▶ Exercise directions
Copy the lines word for word, beginning at the start of the records and stopping after the line that contains "bar xyxy=(366,406,739,416)".

Region and label listings:
-- START --
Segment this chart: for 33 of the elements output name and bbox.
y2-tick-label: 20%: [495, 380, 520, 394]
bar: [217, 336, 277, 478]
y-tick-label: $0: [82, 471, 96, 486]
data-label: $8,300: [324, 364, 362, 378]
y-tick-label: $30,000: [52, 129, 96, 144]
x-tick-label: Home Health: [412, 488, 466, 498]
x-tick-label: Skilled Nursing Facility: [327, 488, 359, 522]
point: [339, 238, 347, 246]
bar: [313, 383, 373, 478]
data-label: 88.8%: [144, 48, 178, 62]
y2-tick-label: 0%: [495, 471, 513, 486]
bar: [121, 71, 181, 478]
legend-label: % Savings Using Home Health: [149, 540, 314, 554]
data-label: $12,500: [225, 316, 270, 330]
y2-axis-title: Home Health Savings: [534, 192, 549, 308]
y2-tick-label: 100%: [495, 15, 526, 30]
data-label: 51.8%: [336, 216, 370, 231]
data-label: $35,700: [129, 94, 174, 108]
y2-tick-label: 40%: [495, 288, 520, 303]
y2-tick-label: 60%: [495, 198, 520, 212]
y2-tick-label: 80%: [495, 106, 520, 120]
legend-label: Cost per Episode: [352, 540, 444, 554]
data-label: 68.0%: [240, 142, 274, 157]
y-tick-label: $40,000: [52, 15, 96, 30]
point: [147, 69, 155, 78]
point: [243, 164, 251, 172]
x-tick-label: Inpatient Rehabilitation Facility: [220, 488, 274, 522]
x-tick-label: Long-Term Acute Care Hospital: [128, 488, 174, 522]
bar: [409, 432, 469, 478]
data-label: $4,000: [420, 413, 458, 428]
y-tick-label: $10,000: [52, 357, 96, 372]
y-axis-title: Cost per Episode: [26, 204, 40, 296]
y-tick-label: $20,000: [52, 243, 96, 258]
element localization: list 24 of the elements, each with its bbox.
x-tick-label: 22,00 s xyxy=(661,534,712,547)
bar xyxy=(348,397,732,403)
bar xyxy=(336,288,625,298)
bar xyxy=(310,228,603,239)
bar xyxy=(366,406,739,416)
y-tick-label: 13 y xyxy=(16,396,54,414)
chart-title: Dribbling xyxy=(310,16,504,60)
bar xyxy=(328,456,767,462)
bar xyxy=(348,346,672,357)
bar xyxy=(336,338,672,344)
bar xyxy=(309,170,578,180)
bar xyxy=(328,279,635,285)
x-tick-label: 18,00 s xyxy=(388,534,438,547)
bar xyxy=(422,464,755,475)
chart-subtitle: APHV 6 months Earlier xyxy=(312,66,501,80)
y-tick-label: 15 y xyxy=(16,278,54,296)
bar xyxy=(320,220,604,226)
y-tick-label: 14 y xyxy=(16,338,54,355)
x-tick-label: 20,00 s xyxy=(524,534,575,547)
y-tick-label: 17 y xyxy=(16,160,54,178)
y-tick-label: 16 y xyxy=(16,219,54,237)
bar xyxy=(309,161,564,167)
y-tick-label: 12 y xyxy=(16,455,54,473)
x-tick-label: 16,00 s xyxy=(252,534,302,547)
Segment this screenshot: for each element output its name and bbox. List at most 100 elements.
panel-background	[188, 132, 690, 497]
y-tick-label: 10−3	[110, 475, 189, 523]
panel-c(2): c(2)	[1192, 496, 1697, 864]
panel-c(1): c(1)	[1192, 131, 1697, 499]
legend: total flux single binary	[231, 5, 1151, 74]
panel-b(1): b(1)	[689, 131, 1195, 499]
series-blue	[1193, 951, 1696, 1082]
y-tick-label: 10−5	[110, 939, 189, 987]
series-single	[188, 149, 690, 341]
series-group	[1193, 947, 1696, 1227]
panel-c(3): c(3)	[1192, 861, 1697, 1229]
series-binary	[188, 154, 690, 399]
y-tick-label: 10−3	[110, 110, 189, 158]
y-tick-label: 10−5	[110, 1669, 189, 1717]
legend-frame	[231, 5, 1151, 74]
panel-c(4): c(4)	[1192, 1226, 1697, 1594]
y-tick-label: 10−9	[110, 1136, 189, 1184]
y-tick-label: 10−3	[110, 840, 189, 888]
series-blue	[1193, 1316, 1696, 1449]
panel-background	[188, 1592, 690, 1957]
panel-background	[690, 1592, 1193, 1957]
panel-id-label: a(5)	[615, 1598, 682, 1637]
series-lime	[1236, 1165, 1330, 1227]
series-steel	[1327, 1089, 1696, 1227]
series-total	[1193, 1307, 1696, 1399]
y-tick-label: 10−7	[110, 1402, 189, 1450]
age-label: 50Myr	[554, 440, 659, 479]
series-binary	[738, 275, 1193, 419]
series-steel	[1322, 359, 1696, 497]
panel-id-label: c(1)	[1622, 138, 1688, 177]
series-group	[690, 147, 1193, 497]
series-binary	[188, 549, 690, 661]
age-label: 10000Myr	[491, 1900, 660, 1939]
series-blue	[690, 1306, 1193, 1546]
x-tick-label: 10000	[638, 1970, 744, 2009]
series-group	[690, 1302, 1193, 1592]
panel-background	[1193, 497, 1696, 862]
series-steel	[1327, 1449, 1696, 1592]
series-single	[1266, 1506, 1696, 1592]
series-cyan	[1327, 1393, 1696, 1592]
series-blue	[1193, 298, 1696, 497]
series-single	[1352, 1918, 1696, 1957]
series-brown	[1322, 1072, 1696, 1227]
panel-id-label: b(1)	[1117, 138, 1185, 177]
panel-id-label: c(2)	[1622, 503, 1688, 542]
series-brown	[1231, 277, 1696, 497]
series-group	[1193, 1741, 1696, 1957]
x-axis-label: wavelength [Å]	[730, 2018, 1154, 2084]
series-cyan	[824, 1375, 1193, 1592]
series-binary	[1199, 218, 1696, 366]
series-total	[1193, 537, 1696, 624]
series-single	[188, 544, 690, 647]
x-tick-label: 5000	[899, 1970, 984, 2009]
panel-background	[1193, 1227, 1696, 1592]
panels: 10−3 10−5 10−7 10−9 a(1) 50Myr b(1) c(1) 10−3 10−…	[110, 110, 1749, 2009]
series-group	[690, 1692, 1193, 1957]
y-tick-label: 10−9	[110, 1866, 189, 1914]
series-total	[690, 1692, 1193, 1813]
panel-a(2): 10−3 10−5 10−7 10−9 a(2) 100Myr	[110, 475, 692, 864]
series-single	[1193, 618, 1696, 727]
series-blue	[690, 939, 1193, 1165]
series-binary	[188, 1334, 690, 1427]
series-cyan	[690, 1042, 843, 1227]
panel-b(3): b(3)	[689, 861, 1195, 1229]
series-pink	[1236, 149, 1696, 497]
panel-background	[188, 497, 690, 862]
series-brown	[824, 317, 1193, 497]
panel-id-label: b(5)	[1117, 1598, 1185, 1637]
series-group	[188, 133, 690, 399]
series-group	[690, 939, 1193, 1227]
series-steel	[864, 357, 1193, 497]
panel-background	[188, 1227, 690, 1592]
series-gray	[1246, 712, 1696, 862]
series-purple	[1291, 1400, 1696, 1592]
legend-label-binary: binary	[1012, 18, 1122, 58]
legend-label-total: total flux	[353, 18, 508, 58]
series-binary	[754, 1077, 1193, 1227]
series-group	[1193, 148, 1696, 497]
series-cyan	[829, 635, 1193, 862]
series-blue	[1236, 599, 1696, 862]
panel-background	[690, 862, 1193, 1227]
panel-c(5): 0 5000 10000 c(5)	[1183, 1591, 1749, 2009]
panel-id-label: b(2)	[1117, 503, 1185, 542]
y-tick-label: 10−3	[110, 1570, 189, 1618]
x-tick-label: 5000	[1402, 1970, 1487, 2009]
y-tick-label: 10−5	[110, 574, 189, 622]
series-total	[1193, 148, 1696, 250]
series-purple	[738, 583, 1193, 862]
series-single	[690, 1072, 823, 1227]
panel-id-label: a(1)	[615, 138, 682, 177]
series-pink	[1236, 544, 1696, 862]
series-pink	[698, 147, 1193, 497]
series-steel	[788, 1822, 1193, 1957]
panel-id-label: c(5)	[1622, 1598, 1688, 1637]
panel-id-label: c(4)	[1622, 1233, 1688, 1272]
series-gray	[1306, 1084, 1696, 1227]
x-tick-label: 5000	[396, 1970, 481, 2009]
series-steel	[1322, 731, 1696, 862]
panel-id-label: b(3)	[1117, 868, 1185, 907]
-- END --
▶ Result below
Segment this chart: for 33 of the elements output name and bbox.
y2-tick-label: 20%: [495, 380, 520, 394]
bar: [217, 336, 277, 478]
y-tick-label: $0: [82, 471, 96, 486]
data-label: $8,300: [324, 364, 362, 378]
y-tick-label: $30,000: [52, 129, 96, 144]
x-tick-label: Home Health: [412, 488, 466, 498]
x-tick-label: Skilled Nursing Facility: [327, 488, 359, 522]
point: [339, 238, 347, 246]
bar: [313, 383, 373, 478]
data-label: 88.8%: [144, 48, 178, 62]
y2-tick-label: 0%: [495, 471, 513, 486]
bar: [121, 71, 181, 478]
legend-label: % Savings Using Home Health: [149, 540, 314, 554]
data-label: $12,500: [225, 316, 270, 330]
y2-axis-title: Home Health Savings: [534, 192, 549, 308]
y2-tick-label: 100%: [495, 15, 526, 30]
data-label: 51.8%: [336, 216, 370, 231]
data-label: $35,700: [129, 94, 174, 108]
y2-tick-label: 40%: [495, 288, 520, 303]
y2-tick-label: 60%: [495, 198, 520, 212]
y2-tick-label: 80%: [495, 106, 520, 120]
legend-label: Cost per Episode: [352, 540, 444, 554]
data-label: 68.0%: [240, 142, 274, 157]
y-tick-label: $40,000: [52, 15, 96, 30]
point: [147, 69, 155, 78]
point: [243, 164, 251, 172]
x-tick-label: Inpatient Rehabilitation Facility: [220, 488, 274, 522]
x-tick-label: Long-Term Acute Care Hospital: [128, 488, 174, 522]
bar: [409, 432, 469, 478]
data-label: $4,000: [420, 413, 458, 428]
y-tick-label: $10,000: [52, 357, 96, 372]
y-axis-title: Cost per Episode: [26, 204, 40, 296]
y-tick-label: $20,000: [52, 243, 96, 258]
element localization: list 24 of the elements, each with its bbox.
x-tick-label: 22,00 s xyxy=(661,534,712,547)
bar xyxy=(348,397,732,403)
bar xyxy=(336,288,625,298)
bar xyxy=(310,228,603,239)
bar xyxy=(366,406,739,416)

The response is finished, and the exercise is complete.